> Prompt
Copy each line of the entries that contains the word "البلدية".

**** Dataset content

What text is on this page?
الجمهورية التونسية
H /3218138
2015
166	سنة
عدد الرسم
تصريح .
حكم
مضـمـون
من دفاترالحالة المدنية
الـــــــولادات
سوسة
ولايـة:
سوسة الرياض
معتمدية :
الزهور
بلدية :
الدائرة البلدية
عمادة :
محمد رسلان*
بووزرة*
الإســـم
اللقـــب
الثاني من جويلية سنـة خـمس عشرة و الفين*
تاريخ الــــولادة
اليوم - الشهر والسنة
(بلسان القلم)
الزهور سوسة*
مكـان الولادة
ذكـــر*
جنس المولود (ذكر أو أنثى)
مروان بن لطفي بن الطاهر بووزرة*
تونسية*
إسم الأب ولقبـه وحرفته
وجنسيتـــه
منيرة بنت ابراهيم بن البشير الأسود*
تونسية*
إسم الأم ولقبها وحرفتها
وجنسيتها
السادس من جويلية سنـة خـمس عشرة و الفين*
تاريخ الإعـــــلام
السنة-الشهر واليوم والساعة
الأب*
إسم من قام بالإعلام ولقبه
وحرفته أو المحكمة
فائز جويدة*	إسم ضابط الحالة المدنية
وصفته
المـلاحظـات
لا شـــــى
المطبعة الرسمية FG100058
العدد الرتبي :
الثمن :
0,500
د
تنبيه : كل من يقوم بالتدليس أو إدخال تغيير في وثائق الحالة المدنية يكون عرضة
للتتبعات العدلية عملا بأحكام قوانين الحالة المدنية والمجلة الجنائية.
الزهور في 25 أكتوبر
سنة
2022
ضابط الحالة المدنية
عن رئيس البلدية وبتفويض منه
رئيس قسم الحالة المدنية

********
**** Dataset content

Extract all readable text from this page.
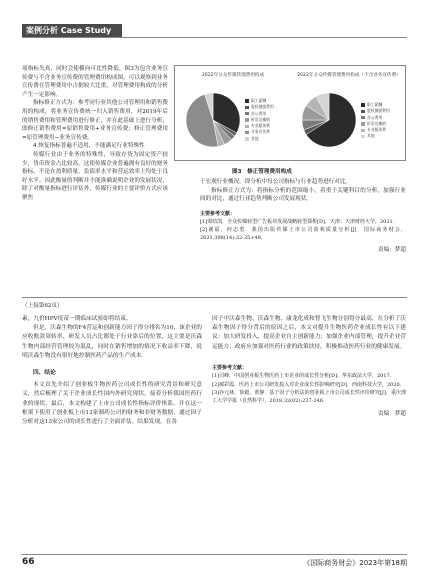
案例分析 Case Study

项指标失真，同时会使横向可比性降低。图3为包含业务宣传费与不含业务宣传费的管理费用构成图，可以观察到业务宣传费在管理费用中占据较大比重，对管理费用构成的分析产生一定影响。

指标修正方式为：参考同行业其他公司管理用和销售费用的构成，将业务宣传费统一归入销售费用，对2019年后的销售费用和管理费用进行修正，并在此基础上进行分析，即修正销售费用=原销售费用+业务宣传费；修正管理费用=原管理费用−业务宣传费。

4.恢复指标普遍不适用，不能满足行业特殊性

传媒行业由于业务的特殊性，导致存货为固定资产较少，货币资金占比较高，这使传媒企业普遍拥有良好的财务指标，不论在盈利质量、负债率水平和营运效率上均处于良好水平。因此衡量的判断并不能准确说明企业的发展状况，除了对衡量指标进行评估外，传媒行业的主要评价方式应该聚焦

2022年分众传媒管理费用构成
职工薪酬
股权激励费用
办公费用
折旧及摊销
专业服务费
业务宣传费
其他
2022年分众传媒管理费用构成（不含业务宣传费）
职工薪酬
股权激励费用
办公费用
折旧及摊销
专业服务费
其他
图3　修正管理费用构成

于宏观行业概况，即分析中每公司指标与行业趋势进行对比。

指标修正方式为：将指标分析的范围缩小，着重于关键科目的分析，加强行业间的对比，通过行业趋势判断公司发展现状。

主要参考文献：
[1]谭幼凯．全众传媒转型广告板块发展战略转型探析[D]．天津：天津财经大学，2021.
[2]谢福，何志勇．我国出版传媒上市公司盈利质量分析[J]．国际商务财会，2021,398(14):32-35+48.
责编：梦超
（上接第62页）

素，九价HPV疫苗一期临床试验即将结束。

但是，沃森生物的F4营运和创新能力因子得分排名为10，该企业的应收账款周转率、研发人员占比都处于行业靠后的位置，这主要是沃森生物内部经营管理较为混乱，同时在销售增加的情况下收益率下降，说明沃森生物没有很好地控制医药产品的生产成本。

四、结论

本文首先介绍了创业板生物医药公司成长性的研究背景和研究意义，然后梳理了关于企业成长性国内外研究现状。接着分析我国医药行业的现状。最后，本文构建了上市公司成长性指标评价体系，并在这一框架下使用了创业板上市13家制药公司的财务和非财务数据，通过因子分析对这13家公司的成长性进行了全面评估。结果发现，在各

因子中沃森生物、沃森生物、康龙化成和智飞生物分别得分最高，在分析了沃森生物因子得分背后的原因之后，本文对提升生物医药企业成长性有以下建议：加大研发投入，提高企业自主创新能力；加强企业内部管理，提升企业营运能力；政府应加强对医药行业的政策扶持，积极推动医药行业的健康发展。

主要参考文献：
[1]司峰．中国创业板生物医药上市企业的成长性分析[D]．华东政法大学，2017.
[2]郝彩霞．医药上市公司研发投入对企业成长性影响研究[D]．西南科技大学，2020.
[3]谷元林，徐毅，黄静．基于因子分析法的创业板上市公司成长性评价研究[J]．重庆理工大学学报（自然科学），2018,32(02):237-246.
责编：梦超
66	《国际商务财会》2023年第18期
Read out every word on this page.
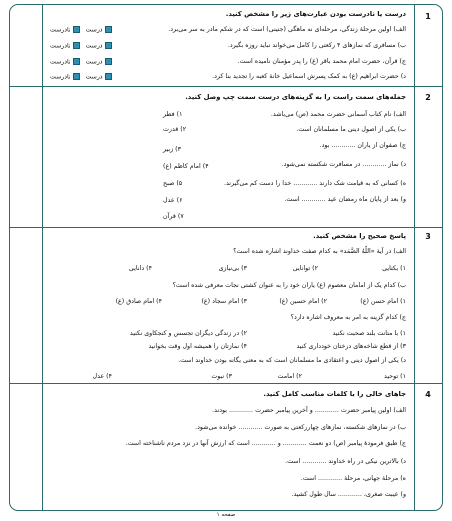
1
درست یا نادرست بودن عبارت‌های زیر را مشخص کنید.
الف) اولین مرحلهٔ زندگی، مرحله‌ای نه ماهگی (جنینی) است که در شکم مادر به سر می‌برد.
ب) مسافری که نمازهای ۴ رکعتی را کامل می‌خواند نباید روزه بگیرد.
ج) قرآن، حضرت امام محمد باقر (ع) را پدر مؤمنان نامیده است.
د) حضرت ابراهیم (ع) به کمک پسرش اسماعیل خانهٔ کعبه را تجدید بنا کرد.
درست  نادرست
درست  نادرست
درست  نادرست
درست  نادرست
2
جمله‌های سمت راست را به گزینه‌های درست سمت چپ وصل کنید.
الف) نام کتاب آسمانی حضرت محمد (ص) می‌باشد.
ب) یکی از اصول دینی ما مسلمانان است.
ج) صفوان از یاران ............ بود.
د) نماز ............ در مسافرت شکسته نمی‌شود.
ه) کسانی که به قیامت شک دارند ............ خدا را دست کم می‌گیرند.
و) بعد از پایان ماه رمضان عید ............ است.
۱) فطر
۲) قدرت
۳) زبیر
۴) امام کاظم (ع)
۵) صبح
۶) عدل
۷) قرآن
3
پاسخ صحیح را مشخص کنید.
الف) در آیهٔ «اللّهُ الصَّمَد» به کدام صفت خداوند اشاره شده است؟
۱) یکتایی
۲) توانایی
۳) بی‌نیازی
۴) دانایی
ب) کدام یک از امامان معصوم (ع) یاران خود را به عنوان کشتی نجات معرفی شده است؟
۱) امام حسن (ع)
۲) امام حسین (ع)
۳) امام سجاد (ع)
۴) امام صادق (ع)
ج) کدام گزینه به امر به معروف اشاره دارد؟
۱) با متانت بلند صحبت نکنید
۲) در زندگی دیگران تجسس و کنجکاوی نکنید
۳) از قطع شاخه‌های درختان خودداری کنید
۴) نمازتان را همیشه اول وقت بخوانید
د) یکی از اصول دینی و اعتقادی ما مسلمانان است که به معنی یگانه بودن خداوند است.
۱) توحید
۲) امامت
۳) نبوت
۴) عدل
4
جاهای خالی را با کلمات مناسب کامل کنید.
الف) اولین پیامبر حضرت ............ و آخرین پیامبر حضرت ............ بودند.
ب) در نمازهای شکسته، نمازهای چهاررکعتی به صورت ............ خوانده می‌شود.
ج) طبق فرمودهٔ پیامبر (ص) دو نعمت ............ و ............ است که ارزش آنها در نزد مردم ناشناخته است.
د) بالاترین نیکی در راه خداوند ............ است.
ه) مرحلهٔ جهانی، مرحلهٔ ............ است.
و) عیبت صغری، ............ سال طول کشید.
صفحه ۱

********

> Exercise output
الدائرة البلدية
عن رئيس البلدية وبتفويض منه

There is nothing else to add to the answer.